┌─ Selected passage
To the Editor: A one-and- a half-year-old boy presented with complaints of delayed walking. He was born to a non-consanguineous couple with a normal perinatal period. He attained standing with support a few days before the presentation, however, was not able to walk independently. Language and social milestones were normal. His family history was non-contributory. On examination he had frontal bossing, open anterior fontanelle, Harrison sulcus, and bilateral wrist and ankle widening. Neurological examination showed mild hypotonia with preserved muscle stretch reflex. Radiographs of the bilateral wrist and ankle showed generalized osteopenia, and cupping, fraying and splaying of the metaphysis of long bones.

Investigations revealed normal serum calcium, phosphorus, elevated alkaline phosphatase levels (1357 U) and low vitamin D (25-OH) levels (10 ng/ml). He was treated with oral Calcirol sachets as per the standard protocol. His repeat vitamin D level after one month was normal (36.2 ng/ml) and a repeat radiograph showed evidence of healing rickets. However, he continued to have hypotonia at 3 mo follow up and his motor milestones did not improve. He was re-examined, and his examination findings were similar except fixed flexion contracture of around 10–15 degrees in the bilateral elbow and mild distal hyperlaxity of fingers. Next-generation sequencing showed a heterozygous pathogenic variant (c.199A > T) in the COL6A3 gene, which confirmed the diagnosis of Ullrich congenital muscular dystrophy.
└─
┌─ Source material
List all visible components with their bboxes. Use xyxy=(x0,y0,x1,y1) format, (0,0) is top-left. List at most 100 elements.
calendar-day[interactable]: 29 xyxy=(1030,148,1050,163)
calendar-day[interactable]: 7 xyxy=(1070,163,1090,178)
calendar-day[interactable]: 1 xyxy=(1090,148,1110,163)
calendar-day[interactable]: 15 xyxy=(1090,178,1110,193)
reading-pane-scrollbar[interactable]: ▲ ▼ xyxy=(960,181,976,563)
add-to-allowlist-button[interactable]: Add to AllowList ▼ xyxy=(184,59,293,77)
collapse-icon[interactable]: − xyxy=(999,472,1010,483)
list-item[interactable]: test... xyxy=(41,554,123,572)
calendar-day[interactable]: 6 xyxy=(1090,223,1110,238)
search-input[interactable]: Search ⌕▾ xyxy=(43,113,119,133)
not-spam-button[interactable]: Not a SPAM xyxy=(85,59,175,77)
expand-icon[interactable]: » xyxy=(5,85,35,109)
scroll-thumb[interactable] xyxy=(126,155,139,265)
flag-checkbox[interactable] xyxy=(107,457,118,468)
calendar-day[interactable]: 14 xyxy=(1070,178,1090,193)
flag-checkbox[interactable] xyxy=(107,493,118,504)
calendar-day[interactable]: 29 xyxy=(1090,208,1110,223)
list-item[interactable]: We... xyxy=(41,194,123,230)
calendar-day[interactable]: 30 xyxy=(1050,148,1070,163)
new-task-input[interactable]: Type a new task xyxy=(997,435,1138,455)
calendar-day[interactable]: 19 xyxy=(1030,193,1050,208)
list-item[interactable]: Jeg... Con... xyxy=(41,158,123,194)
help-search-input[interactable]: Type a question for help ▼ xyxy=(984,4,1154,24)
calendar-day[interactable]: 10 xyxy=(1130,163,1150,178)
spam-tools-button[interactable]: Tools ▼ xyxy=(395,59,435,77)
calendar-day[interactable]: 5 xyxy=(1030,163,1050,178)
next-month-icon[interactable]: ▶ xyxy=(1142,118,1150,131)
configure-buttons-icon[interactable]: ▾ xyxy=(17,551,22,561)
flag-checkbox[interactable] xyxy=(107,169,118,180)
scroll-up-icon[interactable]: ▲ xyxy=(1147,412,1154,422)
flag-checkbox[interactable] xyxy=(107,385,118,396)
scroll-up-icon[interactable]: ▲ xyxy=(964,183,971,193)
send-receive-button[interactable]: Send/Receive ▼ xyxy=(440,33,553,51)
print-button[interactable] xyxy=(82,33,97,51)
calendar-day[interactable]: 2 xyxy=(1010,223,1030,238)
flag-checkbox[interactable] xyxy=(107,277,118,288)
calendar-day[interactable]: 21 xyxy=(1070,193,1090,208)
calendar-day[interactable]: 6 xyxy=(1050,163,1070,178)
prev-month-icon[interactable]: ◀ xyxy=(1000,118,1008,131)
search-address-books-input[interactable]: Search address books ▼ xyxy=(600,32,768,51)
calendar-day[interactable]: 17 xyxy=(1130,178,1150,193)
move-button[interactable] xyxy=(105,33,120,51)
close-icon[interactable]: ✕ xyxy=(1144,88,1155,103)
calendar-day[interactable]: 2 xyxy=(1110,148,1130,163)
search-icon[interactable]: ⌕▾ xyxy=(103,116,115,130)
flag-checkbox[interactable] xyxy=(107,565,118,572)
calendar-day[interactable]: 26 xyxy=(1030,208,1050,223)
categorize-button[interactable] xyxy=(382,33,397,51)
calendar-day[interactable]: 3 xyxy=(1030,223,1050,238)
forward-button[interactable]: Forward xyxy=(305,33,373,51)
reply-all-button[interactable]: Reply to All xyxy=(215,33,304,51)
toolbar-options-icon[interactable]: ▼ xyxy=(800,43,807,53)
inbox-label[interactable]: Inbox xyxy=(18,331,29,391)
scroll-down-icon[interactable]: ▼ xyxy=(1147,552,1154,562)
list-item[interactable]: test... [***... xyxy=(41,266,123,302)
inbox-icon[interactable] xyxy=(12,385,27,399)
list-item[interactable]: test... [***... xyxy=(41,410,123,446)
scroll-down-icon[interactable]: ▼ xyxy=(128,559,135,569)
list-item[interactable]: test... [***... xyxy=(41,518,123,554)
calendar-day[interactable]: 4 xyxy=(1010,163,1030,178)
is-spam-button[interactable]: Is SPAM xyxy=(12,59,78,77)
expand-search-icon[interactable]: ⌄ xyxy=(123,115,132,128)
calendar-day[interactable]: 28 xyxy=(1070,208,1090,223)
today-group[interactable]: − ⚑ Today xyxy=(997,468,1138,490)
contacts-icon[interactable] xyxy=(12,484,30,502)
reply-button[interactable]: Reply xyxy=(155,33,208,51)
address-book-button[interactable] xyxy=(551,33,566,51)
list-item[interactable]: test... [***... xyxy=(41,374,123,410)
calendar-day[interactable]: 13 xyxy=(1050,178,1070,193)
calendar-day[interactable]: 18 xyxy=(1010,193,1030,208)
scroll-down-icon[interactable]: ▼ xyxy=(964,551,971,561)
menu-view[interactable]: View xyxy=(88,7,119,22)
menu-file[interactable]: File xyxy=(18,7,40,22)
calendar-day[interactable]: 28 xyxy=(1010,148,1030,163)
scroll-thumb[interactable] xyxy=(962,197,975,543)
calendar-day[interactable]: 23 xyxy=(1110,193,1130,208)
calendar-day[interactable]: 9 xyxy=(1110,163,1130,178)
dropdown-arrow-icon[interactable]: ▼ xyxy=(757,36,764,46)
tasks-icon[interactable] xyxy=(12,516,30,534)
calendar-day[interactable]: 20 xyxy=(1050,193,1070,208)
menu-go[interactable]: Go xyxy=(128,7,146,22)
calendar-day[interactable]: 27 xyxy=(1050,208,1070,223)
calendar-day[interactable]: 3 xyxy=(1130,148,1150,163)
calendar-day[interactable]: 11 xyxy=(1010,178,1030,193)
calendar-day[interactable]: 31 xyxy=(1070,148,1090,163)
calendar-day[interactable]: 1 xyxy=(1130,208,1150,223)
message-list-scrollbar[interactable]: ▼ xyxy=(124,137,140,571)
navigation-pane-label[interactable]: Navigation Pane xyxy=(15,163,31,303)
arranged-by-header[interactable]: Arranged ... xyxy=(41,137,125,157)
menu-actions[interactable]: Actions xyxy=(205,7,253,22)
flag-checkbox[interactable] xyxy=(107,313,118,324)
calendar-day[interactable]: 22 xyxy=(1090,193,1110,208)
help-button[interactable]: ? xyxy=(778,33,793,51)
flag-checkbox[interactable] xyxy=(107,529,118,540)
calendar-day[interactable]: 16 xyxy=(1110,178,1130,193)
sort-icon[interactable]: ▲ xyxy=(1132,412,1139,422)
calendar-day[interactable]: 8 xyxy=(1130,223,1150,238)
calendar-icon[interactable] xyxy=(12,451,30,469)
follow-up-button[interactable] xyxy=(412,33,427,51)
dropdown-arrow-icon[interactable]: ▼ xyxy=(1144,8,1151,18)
└─
Prompt: Transcribe everything in the case report from "To the Editor: A" down to "of long bones.". The rows are separate material, unrelated to the case report.

Answer to the problem:
To the Editor: A one-and- a half-year-old boy presented with complaints of delayed walking. He was born to a non-consanguineous couple with a normal perinatal period. He attained standing with support a few days before the presentation, however, was not able to walk independently. Language and social milestones were normal. His family history was non-contributory. On examination he had frontal bossing, open anterior fontanelle, Harrison sulcus, and bilateral wrist and ankle widening. Neurological examination showed mild hypotonia with preserved muscle stretch reflex. Radiographs of the bilateral wrist and ankle showed generalized osteopenia, and cupping, fraying and splaying of the metaphysis of long bones.